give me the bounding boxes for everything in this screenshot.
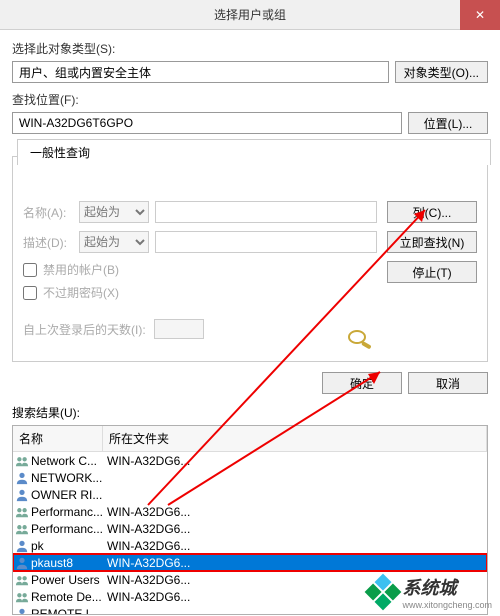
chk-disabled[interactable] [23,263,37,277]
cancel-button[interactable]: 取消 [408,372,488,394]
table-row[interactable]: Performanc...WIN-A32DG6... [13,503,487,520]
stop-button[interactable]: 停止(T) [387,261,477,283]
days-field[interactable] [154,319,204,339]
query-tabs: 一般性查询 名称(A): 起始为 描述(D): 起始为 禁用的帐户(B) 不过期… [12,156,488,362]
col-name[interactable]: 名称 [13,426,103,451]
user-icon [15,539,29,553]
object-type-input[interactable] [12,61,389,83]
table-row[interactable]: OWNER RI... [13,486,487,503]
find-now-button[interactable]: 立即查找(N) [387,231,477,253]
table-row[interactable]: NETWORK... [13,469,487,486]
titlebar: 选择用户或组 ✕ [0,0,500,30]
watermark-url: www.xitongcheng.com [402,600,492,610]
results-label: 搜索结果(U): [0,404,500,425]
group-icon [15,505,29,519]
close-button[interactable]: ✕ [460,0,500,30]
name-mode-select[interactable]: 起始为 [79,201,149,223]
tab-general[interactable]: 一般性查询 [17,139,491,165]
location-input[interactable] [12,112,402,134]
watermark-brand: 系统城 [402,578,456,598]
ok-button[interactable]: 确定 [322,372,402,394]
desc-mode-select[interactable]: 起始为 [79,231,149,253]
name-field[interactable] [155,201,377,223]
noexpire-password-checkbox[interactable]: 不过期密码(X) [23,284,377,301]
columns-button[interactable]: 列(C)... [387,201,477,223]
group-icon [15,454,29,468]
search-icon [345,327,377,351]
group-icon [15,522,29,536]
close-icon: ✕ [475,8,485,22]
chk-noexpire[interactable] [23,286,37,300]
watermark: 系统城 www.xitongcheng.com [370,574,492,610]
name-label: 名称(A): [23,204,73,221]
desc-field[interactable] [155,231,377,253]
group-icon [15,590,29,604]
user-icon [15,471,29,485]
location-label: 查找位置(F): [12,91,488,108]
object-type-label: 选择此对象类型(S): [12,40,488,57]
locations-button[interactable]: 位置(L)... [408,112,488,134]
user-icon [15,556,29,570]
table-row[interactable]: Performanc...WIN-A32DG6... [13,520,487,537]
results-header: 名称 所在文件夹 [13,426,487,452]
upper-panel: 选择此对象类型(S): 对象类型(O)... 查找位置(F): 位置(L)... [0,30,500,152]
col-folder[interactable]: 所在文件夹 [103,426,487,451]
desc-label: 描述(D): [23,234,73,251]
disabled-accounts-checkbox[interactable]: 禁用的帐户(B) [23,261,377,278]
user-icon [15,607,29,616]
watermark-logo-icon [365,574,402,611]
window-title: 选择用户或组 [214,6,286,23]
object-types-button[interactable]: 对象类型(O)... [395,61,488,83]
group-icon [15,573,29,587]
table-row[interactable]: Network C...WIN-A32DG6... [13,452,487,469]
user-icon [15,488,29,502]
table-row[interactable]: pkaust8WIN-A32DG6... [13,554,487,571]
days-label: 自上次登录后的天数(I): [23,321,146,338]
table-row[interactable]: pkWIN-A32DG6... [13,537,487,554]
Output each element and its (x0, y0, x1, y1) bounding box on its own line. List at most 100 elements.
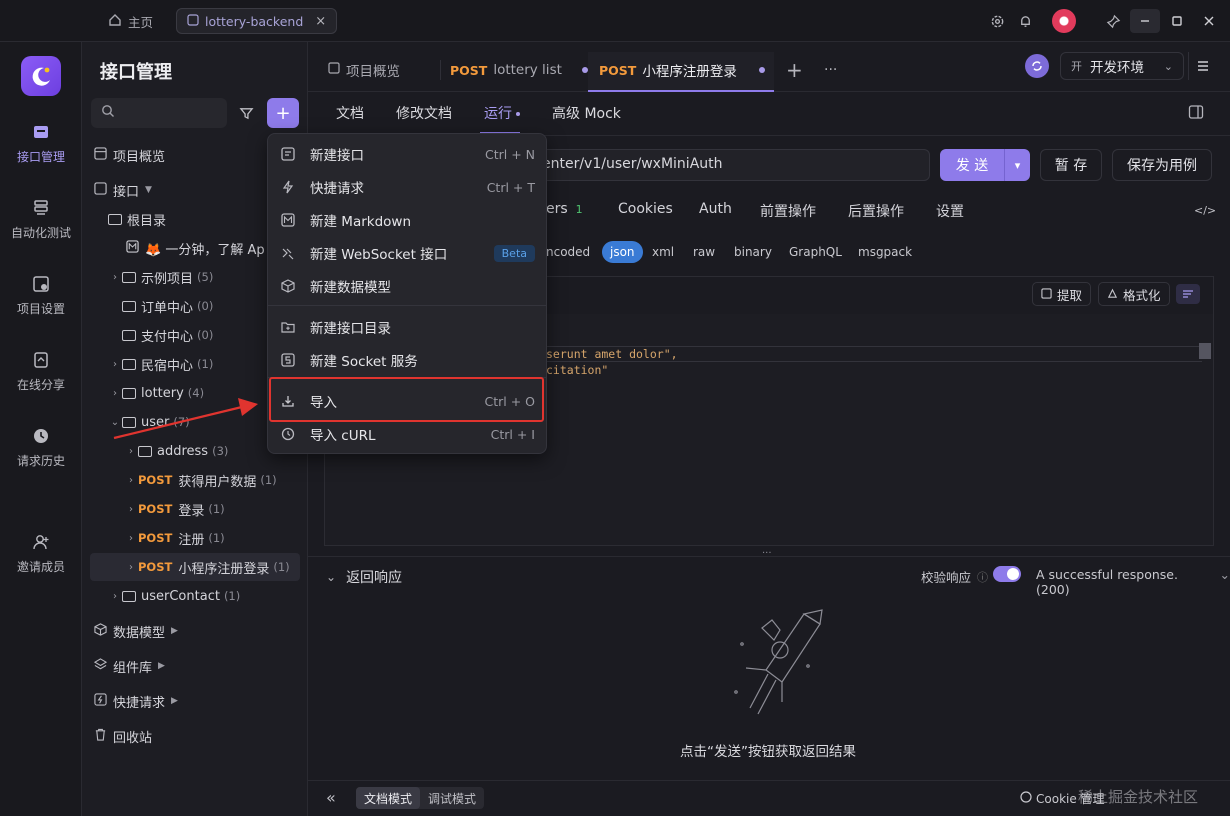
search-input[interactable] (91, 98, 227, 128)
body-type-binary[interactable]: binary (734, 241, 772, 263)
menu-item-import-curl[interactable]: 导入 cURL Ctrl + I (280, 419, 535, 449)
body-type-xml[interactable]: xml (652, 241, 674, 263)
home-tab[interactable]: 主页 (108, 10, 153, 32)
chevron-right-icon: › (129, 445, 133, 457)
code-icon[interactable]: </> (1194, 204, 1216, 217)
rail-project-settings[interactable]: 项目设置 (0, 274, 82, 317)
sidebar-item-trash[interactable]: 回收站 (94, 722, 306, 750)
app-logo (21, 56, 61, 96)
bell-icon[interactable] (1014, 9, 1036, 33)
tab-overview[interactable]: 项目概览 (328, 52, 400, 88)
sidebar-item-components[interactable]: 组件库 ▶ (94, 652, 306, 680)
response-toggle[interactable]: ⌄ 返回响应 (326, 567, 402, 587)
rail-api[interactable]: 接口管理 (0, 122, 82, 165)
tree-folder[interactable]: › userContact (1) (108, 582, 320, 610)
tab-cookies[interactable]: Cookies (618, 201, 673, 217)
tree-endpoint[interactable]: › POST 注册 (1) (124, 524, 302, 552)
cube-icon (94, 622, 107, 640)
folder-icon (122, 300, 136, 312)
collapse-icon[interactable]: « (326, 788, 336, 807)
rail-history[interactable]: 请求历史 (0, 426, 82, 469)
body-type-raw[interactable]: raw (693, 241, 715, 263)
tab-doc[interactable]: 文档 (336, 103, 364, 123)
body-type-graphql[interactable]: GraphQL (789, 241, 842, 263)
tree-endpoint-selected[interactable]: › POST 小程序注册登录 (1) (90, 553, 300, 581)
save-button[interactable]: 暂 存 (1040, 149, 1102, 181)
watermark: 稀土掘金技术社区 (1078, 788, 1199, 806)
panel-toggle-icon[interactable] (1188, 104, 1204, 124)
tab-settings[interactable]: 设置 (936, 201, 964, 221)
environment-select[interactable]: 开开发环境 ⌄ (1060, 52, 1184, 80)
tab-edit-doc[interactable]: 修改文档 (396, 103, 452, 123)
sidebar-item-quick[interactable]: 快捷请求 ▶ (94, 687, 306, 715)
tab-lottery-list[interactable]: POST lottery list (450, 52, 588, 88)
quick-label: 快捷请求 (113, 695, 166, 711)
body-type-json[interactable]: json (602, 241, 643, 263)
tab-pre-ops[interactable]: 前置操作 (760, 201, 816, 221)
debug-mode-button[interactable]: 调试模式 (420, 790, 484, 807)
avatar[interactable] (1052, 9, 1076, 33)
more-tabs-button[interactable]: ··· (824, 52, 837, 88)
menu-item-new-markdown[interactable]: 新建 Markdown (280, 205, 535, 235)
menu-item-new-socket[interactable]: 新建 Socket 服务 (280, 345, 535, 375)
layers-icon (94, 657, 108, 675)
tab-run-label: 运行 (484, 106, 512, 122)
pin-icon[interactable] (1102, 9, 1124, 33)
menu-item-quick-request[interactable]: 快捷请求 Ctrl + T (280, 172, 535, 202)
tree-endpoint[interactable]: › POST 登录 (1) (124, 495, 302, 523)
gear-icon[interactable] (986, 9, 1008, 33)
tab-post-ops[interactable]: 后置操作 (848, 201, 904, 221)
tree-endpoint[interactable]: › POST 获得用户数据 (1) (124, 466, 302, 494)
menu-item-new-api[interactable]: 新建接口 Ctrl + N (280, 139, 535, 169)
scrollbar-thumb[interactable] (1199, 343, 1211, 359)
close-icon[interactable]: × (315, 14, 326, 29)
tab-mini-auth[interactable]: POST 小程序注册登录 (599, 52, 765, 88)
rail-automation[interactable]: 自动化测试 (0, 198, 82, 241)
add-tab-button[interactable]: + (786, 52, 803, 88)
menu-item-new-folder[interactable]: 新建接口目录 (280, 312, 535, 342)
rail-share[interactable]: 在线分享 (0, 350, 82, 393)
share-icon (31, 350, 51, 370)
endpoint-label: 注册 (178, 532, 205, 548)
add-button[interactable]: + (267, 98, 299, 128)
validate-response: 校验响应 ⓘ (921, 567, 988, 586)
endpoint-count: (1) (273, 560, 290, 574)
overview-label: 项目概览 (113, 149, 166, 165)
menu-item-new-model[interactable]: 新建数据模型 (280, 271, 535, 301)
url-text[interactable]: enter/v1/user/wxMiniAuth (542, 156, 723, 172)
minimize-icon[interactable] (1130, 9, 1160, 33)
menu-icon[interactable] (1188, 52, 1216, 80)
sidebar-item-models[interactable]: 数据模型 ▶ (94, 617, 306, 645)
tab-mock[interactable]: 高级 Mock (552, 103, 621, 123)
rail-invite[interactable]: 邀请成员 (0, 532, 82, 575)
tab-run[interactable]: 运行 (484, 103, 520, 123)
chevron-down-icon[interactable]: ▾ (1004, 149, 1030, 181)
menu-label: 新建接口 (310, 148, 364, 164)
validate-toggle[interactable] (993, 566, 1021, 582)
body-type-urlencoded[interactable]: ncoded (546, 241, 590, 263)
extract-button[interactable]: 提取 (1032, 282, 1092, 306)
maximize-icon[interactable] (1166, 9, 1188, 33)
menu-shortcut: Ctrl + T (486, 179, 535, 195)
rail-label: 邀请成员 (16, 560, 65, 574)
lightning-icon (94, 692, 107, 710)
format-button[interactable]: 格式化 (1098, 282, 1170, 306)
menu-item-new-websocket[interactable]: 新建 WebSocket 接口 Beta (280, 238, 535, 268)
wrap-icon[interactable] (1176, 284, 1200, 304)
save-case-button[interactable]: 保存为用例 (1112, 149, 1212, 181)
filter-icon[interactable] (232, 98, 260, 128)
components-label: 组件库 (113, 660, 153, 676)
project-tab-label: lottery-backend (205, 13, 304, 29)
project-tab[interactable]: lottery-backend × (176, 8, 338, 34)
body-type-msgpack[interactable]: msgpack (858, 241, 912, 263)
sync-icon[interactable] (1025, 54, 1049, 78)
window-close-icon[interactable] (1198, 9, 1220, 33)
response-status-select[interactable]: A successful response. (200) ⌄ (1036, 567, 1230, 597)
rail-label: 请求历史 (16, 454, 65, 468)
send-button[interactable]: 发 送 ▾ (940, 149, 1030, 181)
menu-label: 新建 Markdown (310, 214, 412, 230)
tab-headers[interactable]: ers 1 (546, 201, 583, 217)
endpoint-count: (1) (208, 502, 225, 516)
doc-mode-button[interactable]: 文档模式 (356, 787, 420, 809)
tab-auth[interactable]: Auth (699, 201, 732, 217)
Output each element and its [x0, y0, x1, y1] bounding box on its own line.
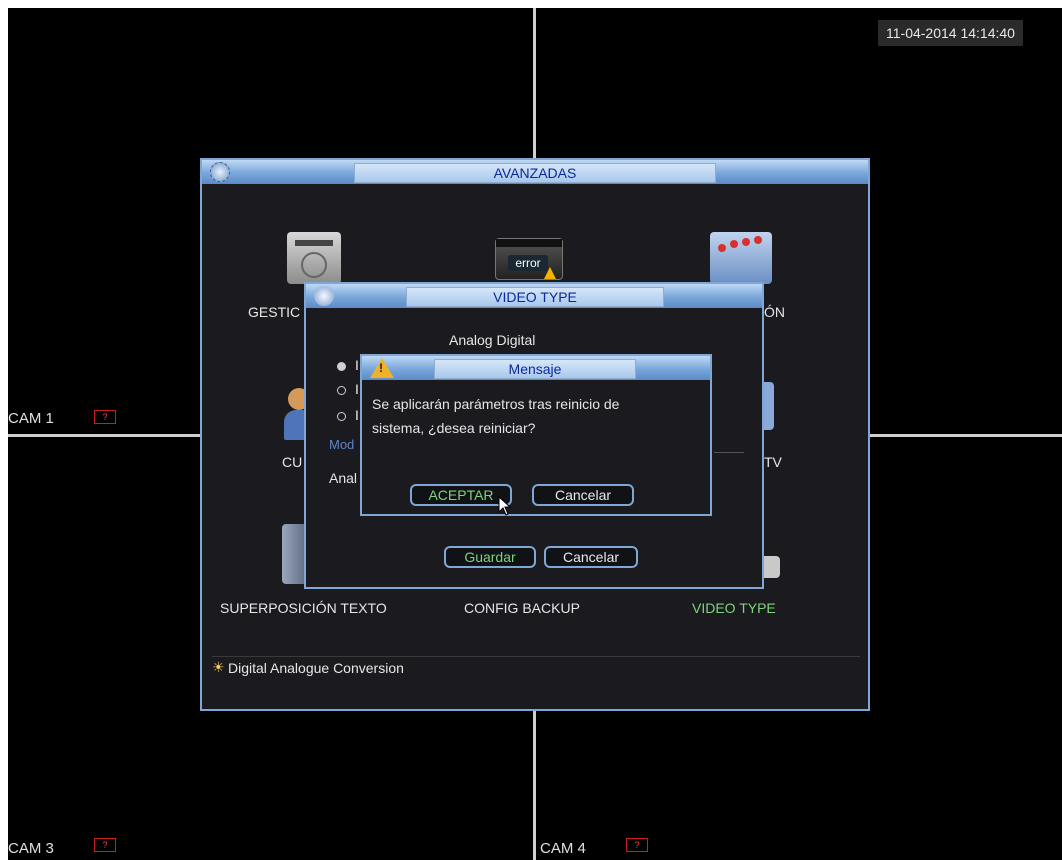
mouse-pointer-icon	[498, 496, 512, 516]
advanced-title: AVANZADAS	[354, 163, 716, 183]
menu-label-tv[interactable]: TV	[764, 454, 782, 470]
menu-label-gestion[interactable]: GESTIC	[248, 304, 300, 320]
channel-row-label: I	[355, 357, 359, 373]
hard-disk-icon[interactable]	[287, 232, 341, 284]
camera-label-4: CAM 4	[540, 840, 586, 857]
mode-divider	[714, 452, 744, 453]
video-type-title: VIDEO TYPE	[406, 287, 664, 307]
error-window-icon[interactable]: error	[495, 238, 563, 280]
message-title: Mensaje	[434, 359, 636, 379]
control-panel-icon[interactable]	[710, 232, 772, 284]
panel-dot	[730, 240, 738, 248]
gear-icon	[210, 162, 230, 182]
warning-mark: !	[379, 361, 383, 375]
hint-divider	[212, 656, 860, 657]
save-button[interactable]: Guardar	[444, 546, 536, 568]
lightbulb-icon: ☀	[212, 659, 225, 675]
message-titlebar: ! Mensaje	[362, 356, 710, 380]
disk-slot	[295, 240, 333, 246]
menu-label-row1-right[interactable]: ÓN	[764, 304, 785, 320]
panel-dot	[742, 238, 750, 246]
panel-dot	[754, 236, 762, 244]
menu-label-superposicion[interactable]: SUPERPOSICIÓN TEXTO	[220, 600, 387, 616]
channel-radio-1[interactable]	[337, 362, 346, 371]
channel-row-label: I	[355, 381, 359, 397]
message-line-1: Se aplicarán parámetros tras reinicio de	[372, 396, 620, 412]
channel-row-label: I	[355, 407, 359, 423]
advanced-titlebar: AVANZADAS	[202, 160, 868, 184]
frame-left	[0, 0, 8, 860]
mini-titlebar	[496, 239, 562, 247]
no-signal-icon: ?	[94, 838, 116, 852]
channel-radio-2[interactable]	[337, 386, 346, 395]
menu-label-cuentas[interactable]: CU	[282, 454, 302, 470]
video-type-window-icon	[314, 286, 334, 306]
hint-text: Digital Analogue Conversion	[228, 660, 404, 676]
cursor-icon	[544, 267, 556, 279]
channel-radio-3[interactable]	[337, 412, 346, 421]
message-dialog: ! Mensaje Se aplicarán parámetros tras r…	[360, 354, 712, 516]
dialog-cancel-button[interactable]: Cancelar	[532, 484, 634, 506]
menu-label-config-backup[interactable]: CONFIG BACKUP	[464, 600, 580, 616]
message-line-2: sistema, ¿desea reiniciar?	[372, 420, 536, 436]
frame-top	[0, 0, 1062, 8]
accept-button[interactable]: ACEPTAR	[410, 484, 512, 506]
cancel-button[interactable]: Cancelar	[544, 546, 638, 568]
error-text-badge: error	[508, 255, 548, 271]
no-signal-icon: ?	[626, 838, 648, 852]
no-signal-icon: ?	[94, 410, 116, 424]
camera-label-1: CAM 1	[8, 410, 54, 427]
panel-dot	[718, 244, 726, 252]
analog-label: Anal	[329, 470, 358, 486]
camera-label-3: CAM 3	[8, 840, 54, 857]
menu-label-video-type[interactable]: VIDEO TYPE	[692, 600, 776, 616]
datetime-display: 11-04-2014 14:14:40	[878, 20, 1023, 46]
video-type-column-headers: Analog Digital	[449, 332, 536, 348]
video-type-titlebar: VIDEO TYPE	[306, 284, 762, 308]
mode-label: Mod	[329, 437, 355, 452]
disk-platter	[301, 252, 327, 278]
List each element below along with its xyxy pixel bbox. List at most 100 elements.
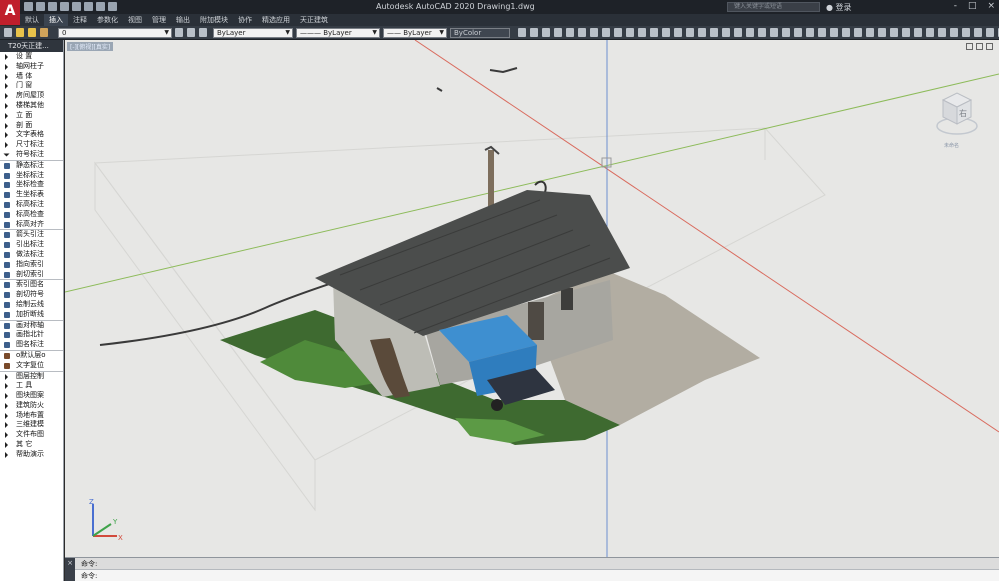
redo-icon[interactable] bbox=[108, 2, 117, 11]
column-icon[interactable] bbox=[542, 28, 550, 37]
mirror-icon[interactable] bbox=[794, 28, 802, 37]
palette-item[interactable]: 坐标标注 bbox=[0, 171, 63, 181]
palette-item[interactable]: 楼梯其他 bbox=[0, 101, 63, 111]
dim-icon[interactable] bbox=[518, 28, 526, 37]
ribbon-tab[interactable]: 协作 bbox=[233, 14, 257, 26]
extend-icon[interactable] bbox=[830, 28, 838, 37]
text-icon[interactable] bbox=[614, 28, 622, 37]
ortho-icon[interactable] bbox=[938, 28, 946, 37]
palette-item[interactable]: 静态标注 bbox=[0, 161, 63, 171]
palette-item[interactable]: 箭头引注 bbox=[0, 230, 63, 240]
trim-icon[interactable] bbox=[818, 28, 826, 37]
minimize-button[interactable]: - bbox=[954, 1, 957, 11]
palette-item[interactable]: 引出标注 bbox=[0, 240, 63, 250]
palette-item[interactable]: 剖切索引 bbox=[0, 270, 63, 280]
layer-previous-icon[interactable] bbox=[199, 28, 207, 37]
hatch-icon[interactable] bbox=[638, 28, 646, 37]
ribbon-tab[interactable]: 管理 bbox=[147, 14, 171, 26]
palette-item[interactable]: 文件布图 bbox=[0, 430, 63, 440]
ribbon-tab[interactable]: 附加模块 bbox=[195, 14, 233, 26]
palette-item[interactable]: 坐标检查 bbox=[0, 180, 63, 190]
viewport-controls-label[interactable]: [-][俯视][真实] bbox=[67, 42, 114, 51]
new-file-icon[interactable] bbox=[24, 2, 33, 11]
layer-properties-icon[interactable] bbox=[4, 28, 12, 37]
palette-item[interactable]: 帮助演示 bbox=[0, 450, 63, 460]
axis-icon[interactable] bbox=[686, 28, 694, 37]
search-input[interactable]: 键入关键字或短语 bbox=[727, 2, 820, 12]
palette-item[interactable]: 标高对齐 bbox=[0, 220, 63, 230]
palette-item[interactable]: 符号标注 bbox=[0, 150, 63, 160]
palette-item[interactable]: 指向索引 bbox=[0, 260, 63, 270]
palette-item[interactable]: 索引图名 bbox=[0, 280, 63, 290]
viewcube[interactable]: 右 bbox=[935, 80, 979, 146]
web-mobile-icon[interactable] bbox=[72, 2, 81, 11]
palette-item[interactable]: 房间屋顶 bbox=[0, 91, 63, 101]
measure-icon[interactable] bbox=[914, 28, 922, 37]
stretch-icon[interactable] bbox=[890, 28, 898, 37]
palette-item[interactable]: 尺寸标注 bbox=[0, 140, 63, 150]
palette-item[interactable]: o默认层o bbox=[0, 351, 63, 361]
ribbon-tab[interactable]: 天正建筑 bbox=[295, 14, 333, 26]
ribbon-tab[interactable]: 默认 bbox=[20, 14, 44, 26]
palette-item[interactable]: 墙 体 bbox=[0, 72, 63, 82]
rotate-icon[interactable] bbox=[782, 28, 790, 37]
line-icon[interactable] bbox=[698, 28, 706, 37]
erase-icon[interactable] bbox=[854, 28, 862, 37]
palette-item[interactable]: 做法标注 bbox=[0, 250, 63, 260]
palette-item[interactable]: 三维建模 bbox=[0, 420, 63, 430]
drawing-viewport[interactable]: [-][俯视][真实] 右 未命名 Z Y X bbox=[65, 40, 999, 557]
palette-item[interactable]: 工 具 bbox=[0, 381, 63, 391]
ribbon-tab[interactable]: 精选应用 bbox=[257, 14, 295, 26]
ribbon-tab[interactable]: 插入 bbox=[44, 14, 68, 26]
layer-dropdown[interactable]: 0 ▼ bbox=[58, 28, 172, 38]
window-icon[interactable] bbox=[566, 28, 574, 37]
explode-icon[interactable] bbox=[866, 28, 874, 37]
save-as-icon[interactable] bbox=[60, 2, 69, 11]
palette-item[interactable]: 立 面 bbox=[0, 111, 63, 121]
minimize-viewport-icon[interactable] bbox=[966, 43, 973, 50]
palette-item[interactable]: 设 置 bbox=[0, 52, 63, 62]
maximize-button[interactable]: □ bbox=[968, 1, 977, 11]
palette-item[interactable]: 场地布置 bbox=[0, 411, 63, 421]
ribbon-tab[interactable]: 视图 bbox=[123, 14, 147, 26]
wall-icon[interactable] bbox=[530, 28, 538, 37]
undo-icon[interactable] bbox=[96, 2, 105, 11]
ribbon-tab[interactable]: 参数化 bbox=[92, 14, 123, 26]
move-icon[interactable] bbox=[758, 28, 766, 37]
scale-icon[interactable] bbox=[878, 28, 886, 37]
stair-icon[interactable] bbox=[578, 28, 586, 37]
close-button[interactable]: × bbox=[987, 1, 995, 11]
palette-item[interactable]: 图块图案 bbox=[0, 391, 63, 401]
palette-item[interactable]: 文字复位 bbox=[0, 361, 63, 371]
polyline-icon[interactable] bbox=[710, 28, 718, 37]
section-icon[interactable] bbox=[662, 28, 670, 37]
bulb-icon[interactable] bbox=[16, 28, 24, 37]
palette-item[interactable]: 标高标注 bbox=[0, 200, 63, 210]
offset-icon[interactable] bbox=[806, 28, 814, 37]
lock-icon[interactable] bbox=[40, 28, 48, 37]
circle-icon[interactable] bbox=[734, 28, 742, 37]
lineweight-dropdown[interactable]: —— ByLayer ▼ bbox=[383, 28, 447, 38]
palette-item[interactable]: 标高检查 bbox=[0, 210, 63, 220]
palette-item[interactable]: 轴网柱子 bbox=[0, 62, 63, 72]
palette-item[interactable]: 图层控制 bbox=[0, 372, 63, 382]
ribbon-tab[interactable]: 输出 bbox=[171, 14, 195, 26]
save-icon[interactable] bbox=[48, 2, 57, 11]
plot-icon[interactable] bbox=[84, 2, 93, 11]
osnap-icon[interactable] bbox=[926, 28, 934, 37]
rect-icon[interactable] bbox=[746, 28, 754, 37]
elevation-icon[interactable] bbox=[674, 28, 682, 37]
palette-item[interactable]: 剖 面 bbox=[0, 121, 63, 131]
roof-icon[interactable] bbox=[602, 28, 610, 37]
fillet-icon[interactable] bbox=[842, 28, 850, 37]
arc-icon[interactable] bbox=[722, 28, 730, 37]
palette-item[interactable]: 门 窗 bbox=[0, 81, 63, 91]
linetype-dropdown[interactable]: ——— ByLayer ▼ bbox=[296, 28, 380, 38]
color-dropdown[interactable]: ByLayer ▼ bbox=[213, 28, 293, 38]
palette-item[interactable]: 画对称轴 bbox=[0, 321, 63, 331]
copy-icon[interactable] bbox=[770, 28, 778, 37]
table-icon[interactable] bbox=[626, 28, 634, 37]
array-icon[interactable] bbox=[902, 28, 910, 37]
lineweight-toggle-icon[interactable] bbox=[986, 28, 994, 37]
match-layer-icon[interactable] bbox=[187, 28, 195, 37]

________

REQUEST ::
Reproduce verbatim the part of the entries that opens with the line containing "search-input[interactable] (91, 98, 227, 128)" and closes with the line containing "rail-project-settings[interactable]: 项目设置 (0, 274, 82, 317)", including both of those lines.

ANSWER IN FULL ::
search-input[interactable] (91, 98, 227, 128)
body-type-binary[interactable]: binary (734, 241, 772, 263)
menu-item-import-curl[interactable]: 导入 cURL Ctrl + I (280, 419, 535, 449)
body-type-xml[interactable]: xml (652, 241, 674, 263)
home-tab[interactable]: 主页 (108, 10, 153, 32)
chevron-right-icon: › (129, 445, 133, 457)
code-icon[interactable]: </> (1194, 204, 1216, 217)
rail-project-settings[interactable]: 项目设置 (0, 274, 82, 317)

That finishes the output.